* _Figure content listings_

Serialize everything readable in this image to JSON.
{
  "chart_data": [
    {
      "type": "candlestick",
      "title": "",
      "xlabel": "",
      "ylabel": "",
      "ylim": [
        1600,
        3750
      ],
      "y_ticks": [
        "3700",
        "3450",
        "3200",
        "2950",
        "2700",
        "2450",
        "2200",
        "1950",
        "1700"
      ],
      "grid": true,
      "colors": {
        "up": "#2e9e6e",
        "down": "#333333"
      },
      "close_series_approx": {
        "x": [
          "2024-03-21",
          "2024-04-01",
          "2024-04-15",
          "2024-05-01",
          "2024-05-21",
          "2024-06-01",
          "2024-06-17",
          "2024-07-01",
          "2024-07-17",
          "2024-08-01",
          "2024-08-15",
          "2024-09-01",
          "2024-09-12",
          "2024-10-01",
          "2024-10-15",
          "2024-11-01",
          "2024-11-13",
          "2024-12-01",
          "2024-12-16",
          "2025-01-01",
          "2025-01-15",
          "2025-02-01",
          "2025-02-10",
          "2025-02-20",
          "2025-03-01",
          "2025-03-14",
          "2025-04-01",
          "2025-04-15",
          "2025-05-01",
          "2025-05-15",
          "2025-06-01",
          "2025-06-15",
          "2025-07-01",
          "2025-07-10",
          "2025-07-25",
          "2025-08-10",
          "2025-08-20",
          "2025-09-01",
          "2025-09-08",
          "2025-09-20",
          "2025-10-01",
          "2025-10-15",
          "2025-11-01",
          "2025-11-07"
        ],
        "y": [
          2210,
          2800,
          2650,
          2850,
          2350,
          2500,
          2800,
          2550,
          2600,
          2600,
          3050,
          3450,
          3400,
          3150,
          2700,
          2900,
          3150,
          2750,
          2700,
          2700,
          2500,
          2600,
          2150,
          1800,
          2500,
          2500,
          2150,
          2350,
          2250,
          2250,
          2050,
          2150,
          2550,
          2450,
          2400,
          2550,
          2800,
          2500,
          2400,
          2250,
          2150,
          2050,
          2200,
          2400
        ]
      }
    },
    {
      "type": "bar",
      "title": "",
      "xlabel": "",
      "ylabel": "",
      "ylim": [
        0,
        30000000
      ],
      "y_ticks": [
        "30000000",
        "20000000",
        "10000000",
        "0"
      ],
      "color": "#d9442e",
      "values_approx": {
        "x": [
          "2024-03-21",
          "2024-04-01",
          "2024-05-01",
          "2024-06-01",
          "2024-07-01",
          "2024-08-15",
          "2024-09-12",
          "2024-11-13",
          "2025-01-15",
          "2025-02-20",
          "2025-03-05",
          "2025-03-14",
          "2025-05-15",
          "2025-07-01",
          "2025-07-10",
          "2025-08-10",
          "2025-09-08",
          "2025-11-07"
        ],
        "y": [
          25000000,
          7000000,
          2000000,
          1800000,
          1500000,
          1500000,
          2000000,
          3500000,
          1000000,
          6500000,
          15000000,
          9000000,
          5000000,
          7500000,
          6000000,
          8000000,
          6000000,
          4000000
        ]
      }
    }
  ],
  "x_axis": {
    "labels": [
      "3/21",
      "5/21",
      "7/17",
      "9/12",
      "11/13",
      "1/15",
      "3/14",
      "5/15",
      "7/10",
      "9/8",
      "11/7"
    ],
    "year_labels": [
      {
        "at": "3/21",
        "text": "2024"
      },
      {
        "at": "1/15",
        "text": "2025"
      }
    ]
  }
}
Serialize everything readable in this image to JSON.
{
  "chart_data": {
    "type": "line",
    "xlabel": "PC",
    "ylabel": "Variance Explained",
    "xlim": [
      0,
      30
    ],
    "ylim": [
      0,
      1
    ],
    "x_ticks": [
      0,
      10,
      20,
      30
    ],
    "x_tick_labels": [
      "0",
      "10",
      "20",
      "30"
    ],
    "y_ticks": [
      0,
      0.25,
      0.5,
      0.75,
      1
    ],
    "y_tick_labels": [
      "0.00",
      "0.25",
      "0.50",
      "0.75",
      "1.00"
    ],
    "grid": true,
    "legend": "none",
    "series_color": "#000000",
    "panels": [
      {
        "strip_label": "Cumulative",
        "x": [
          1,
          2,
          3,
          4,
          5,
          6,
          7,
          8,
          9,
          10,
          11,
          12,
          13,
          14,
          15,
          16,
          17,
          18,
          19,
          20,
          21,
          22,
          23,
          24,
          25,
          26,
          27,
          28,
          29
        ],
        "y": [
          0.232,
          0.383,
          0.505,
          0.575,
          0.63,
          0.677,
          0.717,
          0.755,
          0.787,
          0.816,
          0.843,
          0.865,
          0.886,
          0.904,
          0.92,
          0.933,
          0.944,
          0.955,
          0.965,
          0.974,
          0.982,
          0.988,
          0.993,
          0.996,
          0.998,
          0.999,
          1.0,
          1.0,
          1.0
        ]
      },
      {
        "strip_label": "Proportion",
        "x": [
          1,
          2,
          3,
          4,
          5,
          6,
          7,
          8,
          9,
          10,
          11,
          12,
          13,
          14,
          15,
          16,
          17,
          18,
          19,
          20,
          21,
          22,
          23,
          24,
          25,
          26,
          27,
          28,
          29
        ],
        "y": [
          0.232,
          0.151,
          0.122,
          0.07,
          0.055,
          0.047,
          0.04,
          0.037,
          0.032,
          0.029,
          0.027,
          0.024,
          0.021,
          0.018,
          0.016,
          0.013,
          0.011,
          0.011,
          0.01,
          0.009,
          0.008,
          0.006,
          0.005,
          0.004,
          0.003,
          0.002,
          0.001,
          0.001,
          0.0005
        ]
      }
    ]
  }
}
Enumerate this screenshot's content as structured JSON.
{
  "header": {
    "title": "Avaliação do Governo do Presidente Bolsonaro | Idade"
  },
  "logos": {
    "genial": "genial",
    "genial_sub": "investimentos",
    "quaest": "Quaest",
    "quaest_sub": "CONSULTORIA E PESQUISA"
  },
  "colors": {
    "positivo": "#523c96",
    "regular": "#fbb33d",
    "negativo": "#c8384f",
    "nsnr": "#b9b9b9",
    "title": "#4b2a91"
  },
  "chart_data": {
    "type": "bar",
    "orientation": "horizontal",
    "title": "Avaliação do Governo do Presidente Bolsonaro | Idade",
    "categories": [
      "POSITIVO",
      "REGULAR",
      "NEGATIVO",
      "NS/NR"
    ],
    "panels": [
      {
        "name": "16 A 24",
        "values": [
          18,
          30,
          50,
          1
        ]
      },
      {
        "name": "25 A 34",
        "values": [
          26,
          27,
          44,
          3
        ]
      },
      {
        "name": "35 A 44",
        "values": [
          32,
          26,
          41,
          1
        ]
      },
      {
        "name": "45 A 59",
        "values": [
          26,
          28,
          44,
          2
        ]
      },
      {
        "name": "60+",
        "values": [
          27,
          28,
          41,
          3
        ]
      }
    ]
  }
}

* _To do_
In the entries above, find each line with the word "name" and show it.

* _Solution below_
        "name": "16 A 24",
        "name": "25 A 34",
        "name": "35 A 44",
        "name": "45 A 59",
        "name": "60+",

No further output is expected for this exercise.